### Task prompt:
Look for the word "spectrum" in the entries below, then copy every line that has it.

Records
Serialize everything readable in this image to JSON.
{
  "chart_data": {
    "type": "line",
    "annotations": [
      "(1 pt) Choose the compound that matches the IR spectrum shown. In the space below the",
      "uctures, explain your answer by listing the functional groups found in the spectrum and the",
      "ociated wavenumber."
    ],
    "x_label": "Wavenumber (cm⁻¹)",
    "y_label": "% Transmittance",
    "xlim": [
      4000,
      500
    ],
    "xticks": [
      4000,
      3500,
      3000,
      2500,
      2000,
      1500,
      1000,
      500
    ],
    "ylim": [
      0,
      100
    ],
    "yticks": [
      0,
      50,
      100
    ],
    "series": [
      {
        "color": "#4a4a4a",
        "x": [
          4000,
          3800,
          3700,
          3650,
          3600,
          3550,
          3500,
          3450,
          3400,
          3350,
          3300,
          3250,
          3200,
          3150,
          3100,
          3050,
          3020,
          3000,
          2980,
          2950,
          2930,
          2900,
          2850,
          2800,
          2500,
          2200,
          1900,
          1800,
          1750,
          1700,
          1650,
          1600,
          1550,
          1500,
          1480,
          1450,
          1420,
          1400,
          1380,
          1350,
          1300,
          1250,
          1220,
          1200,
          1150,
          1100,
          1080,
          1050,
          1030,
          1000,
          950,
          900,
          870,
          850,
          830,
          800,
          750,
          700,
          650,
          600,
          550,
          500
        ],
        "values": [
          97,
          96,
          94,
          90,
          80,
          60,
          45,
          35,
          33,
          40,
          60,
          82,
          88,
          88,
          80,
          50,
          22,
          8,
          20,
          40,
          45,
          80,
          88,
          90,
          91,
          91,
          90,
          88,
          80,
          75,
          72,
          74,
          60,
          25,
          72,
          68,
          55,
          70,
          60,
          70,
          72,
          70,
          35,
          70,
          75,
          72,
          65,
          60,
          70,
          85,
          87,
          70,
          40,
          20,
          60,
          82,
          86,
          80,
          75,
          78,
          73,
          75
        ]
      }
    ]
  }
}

### Complete response:
      "(1 pt) Choose the compound that matches the IR spectrum shown. In the space below the",
      "uctures, explain your answer by listing the functional groups found in the spectrum and the",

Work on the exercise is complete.